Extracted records

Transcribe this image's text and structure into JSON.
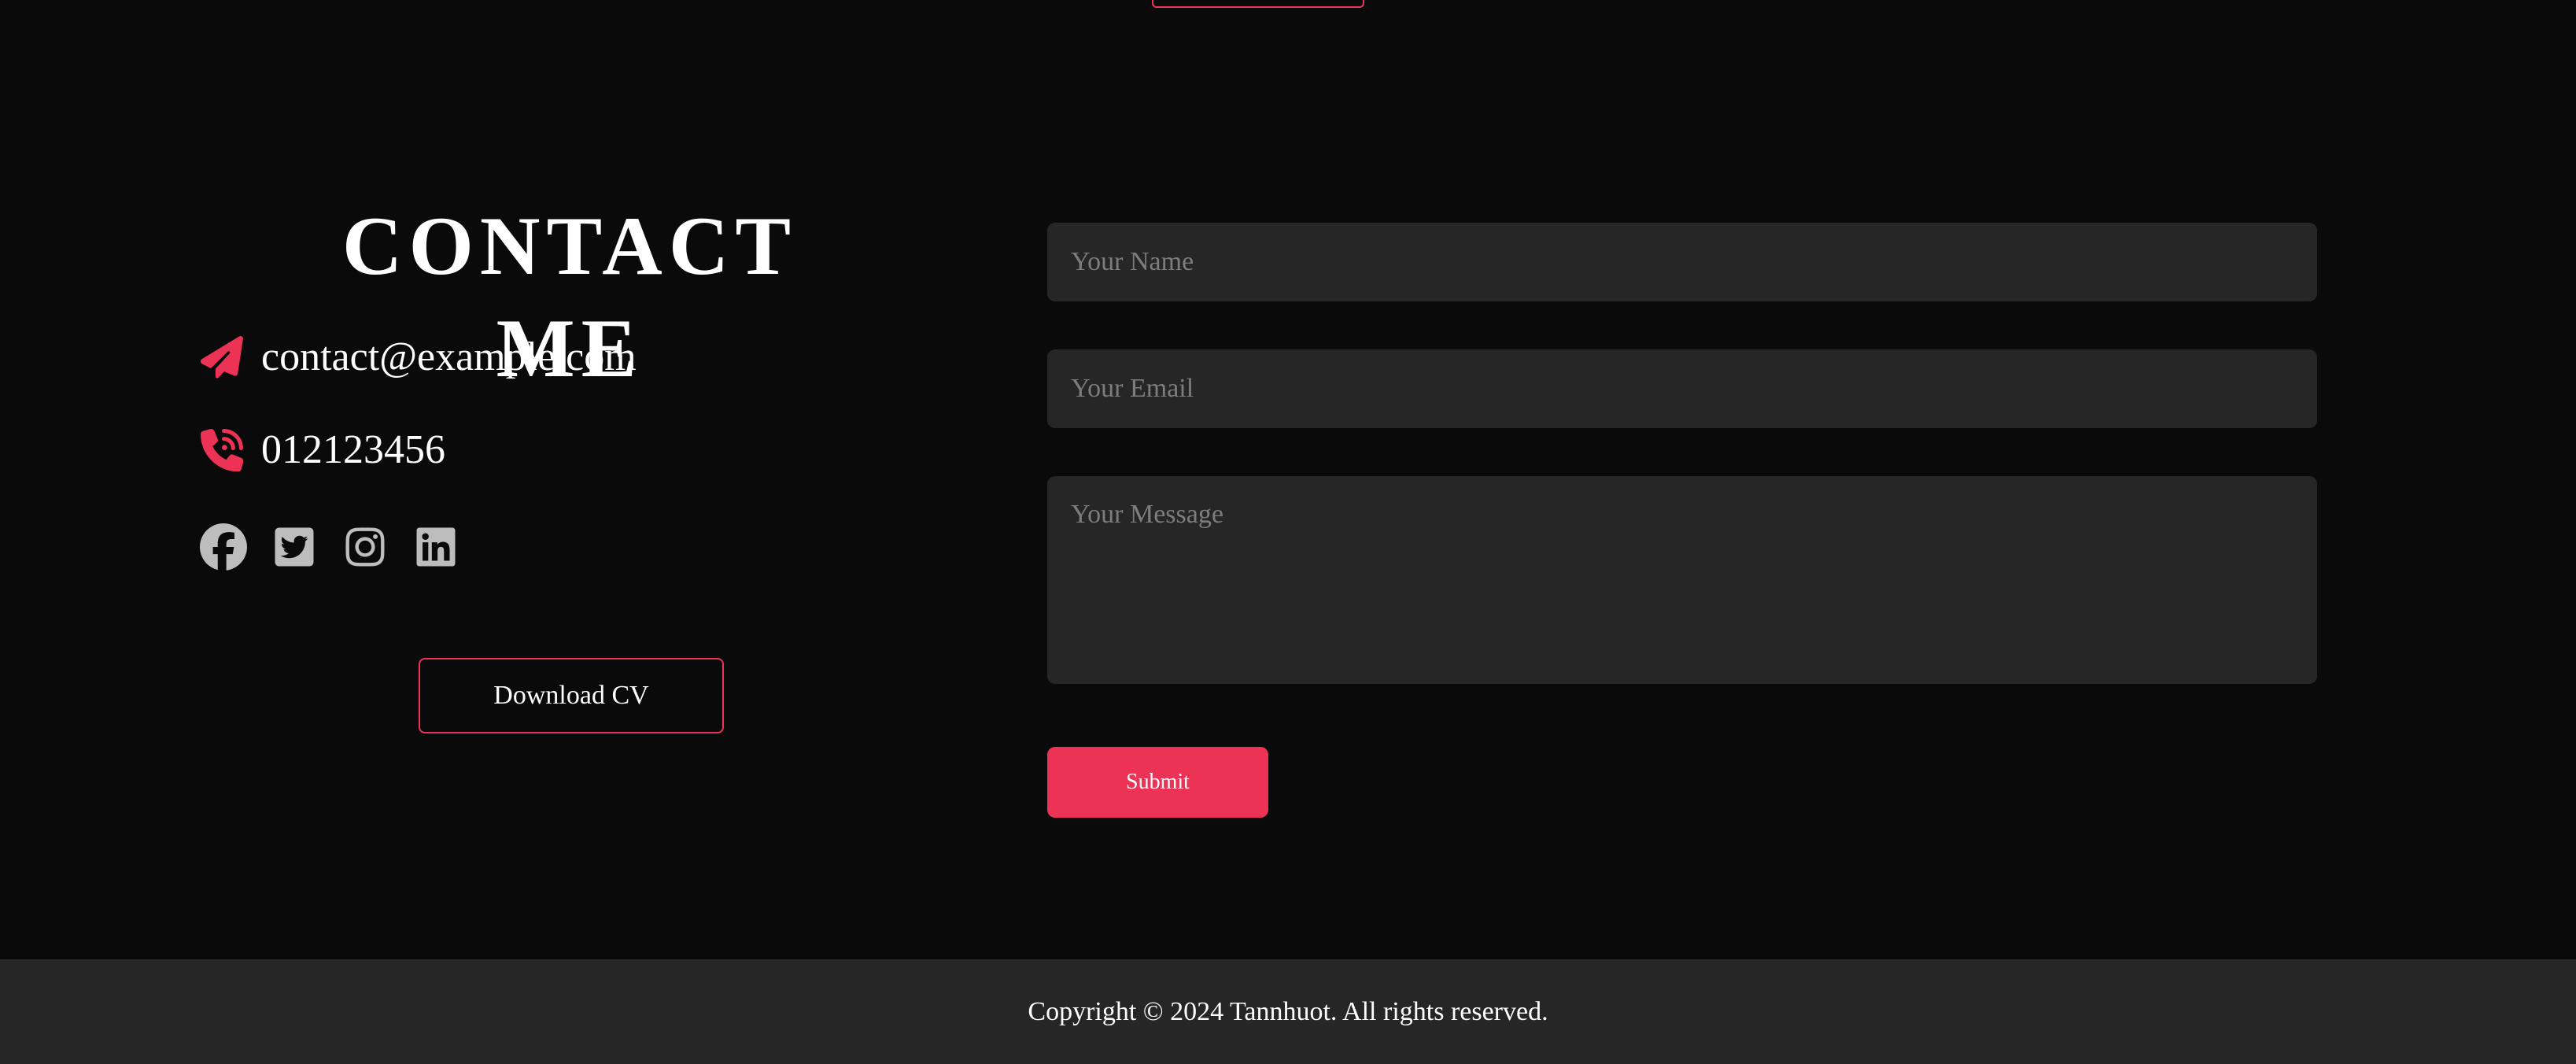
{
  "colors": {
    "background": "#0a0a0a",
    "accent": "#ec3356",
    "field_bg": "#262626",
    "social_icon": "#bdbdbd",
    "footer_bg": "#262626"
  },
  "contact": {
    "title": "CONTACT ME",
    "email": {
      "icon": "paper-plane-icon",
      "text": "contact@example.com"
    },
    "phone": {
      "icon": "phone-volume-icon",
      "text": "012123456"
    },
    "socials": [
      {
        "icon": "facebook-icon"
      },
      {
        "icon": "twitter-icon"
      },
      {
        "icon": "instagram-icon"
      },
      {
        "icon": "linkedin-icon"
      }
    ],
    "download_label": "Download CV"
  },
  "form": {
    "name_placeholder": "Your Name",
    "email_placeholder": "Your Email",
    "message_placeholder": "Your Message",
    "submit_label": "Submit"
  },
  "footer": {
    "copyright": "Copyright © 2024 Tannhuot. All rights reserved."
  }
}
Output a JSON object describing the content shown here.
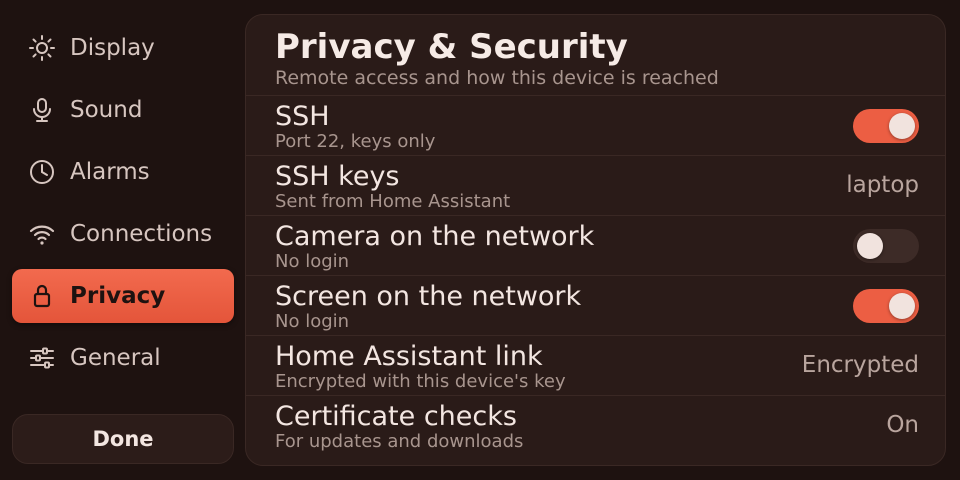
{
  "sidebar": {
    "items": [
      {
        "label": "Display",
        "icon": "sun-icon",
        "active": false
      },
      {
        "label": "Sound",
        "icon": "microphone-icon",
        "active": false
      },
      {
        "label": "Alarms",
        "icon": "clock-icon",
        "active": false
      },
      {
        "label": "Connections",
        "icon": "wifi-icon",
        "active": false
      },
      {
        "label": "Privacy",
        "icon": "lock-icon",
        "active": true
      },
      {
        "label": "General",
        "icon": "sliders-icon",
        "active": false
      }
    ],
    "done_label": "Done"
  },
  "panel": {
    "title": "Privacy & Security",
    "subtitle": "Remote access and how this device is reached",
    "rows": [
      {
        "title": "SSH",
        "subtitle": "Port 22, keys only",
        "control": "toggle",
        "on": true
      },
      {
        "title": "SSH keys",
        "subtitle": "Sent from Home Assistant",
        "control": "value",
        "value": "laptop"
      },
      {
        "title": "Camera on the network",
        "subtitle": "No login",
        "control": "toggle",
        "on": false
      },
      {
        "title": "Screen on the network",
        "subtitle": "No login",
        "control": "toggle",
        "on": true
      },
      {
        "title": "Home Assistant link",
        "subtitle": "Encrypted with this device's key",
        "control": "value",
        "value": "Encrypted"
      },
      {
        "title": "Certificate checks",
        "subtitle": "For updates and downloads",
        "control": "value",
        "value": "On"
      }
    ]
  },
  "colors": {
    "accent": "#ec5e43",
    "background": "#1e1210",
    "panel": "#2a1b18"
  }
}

▸ **YOUR GOAL**: Where a line holds "keys", copy it out.

▸ **ANSWER FOR THE TASK**:
        "subtitle": "Port 22, keys only",
        "title": "SSH keys",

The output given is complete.